# START OF Record extracts

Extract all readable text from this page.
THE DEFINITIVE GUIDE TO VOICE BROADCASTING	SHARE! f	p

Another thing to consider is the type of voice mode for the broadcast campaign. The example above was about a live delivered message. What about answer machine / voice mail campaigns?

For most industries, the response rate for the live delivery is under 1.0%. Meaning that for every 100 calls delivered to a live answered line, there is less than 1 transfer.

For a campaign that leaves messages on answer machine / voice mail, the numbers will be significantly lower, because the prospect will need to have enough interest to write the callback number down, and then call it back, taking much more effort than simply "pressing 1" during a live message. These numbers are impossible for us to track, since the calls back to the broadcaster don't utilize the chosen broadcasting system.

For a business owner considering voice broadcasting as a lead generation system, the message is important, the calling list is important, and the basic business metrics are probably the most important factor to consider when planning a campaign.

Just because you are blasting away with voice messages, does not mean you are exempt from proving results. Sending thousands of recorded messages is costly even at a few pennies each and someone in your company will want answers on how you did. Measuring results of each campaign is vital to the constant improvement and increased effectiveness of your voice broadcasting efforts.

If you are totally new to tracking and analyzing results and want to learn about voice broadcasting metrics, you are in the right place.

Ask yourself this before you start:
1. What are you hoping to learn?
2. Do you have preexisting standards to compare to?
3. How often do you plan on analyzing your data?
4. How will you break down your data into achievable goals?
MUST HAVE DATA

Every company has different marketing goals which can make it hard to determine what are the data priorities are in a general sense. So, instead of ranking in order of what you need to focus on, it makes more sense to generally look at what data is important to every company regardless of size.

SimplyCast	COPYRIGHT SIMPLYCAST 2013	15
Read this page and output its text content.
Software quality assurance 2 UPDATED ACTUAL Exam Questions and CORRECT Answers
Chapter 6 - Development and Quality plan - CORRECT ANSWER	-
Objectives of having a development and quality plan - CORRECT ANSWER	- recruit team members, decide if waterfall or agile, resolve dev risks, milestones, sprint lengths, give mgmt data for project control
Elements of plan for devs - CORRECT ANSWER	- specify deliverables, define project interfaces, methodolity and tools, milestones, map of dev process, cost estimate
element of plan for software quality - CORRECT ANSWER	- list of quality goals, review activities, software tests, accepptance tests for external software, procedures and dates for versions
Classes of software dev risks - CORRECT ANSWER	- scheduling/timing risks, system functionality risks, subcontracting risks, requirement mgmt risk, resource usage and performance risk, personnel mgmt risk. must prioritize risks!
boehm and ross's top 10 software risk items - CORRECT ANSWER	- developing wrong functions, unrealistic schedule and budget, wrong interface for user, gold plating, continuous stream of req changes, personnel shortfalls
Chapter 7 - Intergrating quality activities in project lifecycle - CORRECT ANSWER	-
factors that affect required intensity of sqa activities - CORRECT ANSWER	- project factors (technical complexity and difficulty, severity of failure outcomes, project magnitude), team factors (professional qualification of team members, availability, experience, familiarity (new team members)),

# END OF Record extracts

Repeat all the entries word for word.

• [Exercise result]:
Extract all readable text from this page.
THE DEFINITIVE GUIDE TO VOICE BROADCASTING	SHARE! f	p

Another thing to consider is the type of voice mode for the broadcast campaign. The example above was about a live delivered message. What about answer machine / voice mail campaigns?

For most industries, the response rate for the live delivery is under 1.0%. Meaning that for every 100 calls delivered to a live answered line, there is less than 1 transfer.

For a campaign that leaves messages on answer machine / voice mail, the numbers will be significantly lower, because the prospect will need to have enough interest to write the callback number down, and then call it back, taking much more effort than simply "pressing 1" during a live message. These numbers are impossible for us to track, since the calls back to the broadcaster don't utilize the chosen broadcasting system.

For a business owner considering voice broadcasting as a lead generation system, the message is important, the calling list is important, and the basic business metrics are probably the most important factor to consider when planning a campaign.

Just because you are blasting away with voice messages, does not mean you are exempt from proving results. Sending thousands of recorded messages is costly even at a few pennies each and someone in your company will want answers on how you did. Measuring results of each campaign is vital to the constant improvement and increased effectiveness of your voice broadcasting efforts.

If you are totally new to tracking and analyzing results and want to learn about voice broadcasting metrics, you are in the right place.

Ask yourself this before you start:
1. What are you hoping to learn?
2. Do you have preexisting standards to compare to?
3. How often do you plan on analyzing your data?
4. How will you break down your data into achievable goals?
MUST HAVE DATA

Every company has different marketing goals which can make it hard to determine what are the data priorities are in a general sense. So, instead of ranking in order of what you need to focus on, it makes more sense to generally look at what data is important to every company regardless of size.

SimplyCast	COPYRIGHT SIMPLYCAST 2013	15
Read this page and output its text content.
Software quality assurance 2 UPDATED ACTUAL Exam Questions and CORRECT Answers
Chapter 6 - Development and Quality plan - CORRECT ANSWER	-
Objectives of having a development and quality plan - CORRECT ANSWER	- recruit team members, decide if waterfall or agile, resolve dev risks, milestones, sprint lengths, give mgmt data for project control
Elements of plan for devs - CORRECT ANSWER	- specify deliverables, define project interfaces, methodolity and tools, milestones, map of dev process, cost estimate
element of plan for software quality - CORRECT ANSWER	- list of quality goals, review activities, software tests, accepptance tests for external software, procedures and dates for versions
Classes of software dev risks - CORRECT ANSWER	- scheduling/timing risks, system functionality risks, subcontracting risks, requirement mgmt risk, resource usage and performance risk, personnel mgmt risk. must prioritize risks!
boehm and ross's top 10 software risk items - CORRECT ANSWER	- developing wrong functions, unrealistic schedule and budget, wrong interface for user, gold plating, continuous stream of req changes, personnel shortfalls
Chapter 7 - Intergrating quality activities in project lifecycle - CORRECT ANSWER	-
factors that affect required intensity of sqa activities - CORRECT ANSWER	- project factors (technical complexity and difficulty, severity of failure outcomes, project magnitude), team factors (professional qualification of team members, availability, experience, familiarity (new team members)),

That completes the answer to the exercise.